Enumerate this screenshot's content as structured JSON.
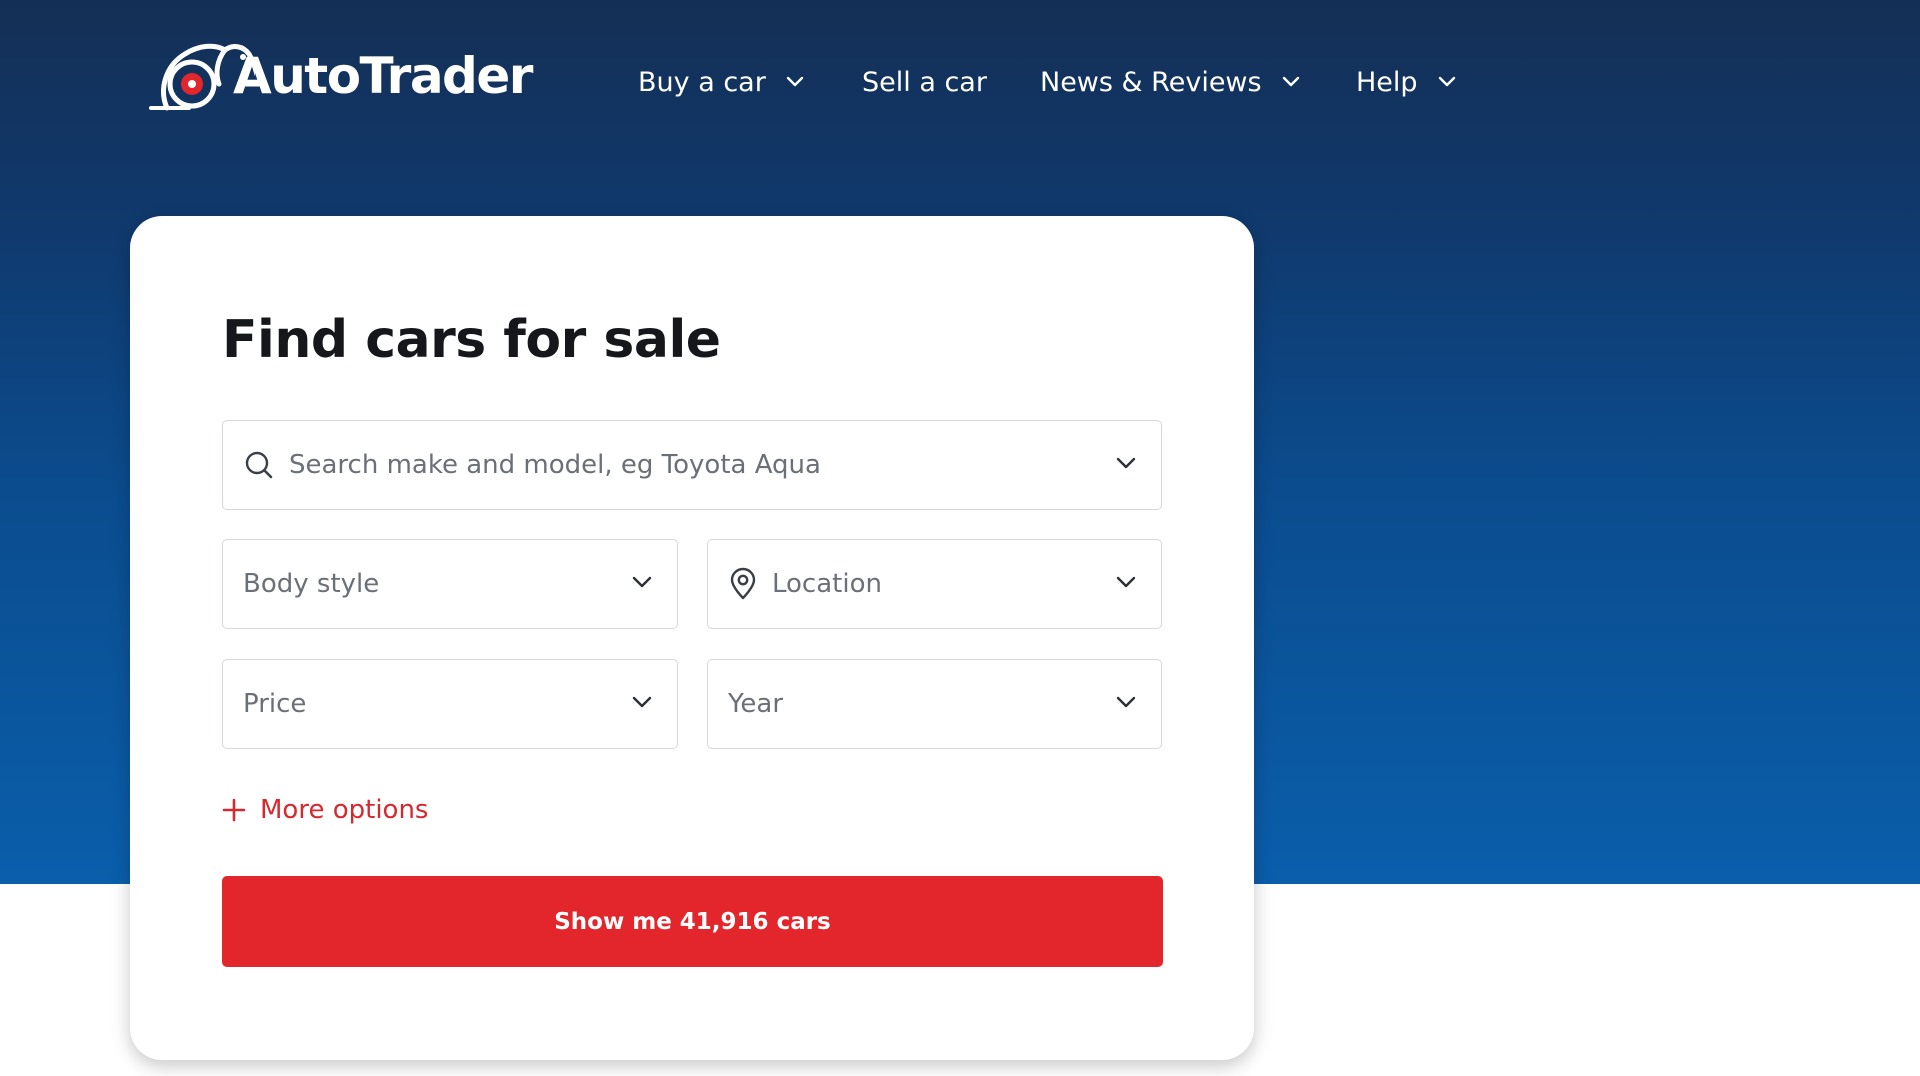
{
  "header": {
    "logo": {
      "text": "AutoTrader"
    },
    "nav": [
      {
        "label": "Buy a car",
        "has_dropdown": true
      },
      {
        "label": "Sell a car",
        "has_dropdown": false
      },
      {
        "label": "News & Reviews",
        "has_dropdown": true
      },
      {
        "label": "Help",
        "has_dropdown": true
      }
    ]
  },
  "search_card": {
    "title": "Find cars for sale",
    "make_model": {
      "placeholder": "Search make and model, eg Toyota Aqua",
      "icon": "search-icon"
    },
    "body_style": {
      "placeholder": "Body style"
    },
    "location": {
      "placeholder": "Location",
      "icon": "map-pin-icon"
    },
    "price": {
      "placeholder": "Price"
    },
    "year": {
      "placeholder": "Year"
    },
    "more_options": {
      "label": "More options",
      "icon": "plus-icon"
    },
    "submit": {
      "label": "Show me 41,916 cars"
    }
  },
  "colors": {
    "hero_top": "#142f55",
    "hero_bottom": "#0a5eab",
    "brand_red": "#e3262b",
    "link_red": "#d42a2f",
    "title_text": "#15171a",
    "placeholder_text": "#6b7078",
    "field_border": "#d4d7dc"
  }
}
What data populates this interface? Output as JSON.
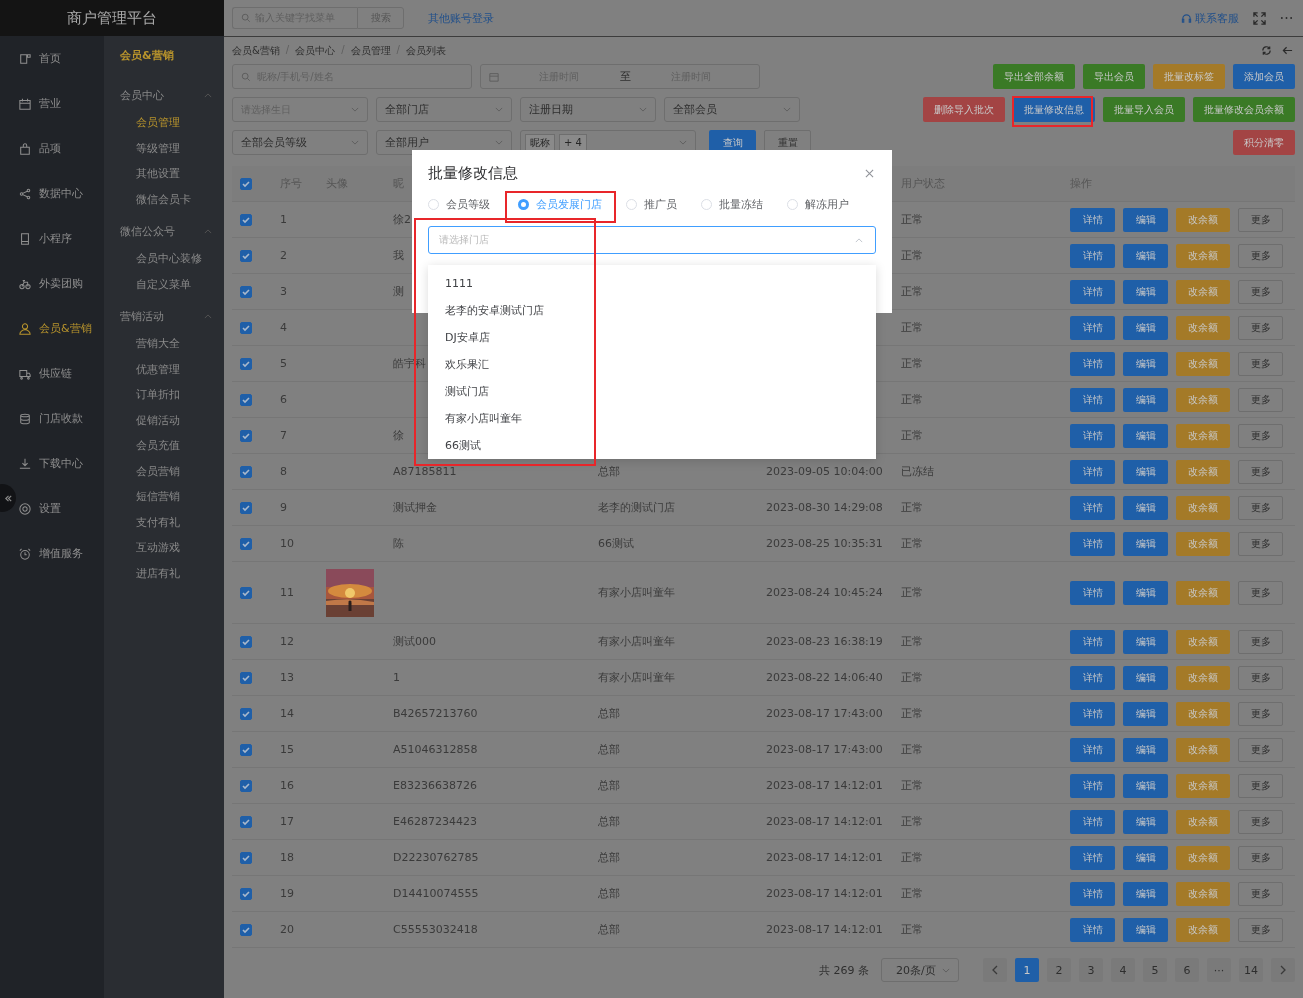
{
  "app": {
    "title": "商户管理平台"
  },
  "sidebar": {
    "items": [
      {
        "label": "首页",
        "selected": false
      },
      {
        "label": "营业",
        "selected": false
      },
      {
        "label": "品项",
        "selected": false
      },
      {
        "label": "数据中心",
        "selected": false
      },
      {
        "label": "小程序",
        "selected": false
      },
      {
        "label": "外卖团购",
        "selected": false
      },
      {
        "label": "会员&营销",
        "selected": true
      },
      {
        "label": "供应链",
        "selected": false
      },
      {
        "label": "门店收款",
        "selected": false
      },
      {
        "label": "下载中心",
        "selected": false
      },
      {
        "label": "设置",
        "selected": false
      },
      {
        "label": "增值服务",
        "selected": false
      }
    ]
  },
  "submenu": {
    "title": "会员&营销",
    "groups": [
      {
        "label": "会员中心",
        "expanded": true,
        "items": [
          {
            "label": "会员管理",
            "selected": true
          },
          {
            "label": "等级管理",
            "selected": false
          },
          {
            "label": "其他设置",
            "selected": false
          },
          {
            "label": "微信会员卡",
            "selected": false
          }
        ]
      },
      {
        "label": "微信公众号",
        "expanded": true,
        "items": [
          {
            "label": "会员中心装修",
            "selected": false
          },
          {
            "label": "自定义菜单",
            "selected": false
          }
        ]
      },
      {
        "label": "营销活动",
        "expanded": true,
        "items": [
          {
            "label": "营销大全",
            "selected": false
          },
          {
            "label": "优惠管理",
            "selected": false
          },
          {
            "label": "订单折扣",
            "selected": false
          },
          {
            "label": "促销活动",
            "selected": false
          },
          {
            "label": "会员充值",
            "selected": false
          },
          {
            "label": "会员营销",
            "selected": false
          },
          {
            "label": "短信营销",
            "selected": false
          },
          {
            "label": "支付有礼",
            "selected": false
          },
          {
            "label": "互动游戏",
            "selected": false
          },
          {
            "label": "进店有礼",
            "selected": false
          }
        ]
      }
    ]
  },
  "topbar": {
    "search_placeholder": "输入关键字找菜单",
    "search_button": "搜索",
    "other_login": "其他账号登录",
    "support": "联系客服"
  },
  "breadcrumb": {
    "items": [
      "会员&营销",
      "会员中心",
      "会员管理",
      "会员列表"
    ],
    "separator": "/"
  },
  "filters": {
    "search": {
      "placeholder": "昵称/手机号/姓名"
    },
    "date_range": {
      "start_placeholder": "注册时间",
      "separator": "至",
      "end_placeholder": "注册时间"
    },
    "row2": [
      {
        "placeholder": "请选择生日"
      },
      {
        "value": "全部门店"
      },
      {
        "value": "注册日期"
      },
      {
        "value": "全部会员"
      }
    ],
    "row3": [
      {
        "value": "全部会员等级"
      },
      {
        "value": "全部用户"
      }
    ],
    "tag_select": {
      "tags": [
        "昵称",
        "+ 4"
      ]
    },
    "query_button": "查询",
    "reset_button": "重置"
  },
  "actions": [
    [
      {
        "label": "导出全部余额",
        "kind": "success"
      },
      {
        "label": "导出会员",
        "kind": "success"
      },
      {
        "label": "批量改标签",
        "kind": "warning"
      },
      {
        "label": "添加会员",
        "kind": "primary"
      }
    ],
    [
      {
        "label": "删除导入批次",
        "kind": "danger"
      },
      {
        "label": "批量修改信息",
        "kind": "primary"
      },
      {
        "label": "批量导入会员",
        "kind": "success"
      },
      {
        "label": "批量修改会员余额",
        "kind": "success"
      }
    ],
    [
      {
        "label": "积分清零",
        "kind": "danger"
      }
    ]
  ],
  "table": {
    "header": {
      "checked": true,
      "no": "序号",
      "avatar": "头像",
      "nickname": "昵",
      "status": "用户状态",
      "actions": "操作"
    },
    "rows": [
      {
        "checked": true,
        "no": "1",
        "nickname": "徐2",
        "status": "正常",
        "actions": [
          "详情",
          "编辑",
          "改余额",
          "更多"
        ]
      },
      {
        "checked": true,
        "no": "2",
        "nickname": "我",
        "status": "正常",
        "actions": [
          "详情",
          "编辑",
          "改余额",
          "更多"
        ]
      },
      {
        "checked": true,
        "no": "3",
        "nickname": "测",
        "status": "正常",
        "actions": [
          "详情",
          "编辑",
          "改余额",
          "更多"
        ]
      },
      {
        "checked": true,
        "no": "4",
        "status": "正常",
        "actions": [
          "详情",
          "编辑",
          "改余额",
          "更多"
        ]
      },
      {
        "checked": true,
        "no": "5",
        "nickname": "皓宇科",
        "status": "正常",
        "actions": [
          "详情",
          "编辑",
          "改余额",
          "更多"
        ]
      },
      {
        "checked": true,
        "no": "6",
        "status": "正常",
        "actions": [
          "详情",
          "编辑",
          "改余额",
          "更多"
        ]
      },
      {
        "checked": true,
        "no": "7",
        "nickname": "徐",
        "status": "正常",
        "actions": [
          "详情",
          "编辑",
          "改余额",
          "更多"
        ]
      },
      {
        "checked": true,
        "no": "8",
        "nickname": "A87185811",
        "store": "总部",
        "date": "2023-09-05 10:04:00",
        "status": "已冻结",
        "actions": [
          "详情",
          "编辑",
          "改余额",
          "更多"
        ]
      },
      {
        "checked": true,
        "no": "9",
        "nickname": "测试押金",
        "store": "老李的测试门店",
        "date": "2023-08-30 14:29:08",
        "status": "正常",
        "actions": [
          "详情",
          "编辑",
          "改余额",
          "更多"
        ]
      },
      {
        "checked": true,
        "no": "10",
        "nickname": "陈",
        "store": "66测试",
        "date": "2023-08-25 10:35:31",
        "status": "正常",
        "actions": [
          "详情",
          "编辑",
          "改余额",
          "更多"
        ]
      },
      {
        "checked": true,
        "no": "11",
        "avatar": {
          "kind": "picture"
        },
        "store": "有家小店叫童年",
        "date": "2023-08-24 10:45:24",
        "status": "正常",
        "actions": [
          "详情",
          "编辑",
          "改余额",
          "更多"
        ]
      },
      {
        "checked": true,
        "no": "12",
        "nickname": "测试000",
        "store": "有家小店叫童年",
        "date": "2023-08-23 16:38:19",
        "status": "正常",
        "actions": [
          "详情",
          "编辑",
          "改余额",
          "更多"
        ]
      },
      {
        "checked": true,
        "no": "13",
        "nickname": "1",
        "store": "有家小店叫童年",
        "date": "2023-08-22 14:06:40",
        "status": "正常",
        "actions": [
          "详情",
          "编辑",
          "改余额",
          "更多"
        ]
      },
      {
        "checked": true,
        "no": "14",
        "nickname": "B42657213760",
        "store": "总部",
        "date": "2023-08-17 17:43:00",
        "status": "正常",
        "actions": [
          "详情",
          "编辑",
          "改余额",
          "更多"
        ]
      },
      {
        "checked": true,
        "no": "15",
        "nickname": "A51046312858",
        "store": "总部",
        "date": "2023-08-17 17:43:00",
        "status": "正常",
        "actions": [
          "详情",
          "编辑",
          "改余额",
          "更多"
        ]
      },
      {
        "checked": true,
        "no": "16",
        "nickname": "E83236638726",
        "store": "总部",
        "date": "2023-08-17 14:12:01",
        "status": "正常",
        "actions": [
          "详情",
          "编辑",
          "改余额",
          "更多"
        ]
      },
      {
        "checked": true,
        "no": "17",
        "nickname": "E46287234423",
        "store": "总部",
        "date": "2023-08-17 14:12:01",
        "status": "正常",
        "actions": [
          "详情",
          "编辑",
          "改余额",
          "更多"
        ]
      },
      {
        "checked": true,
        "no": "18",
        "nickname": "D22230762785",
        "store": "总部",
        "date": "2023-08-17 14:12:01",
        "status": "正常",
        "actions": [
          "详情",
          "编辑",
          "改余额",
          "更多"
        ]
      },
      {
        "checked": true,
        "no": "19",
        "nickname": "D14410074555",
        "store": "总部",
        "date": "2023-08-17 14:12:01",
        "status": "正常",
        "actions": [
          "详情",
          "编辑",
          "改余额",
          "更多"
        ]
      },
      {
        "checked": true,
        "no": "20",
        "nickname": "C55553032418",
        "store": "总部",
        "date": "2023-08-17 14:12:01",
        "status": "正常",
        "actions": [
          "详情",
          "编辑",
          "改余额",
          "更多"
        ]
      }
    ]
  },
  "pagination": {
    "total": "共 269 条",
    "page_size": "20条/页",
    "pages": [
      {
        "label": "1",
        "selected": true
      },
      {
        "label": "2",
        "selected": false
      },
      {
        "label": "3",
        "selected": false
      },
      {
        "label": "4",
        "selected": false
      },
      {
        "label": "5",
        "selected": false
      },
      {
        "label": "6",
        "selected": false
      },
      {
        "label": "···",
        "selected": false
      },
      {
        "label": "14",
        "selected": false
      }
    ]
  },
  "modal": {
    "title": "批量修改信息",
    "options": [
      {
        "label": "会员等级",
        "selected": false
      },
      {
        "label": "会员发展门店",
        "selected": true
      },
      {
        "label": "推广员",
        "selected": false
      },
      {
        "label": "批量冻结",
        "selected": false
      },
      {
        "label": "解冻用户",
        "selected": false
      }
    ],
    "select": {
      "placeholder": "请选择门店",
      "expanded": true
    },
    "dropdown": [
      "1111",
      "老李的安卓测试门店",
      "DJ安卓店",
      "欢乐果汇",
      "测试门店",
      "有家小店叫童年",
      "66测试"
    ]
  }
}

TASK STATEMENT | Among the lines of the data above, determine how many contain the word "注册时间". Report the number alone.

ANSWER TO THIS EXERCISE | 2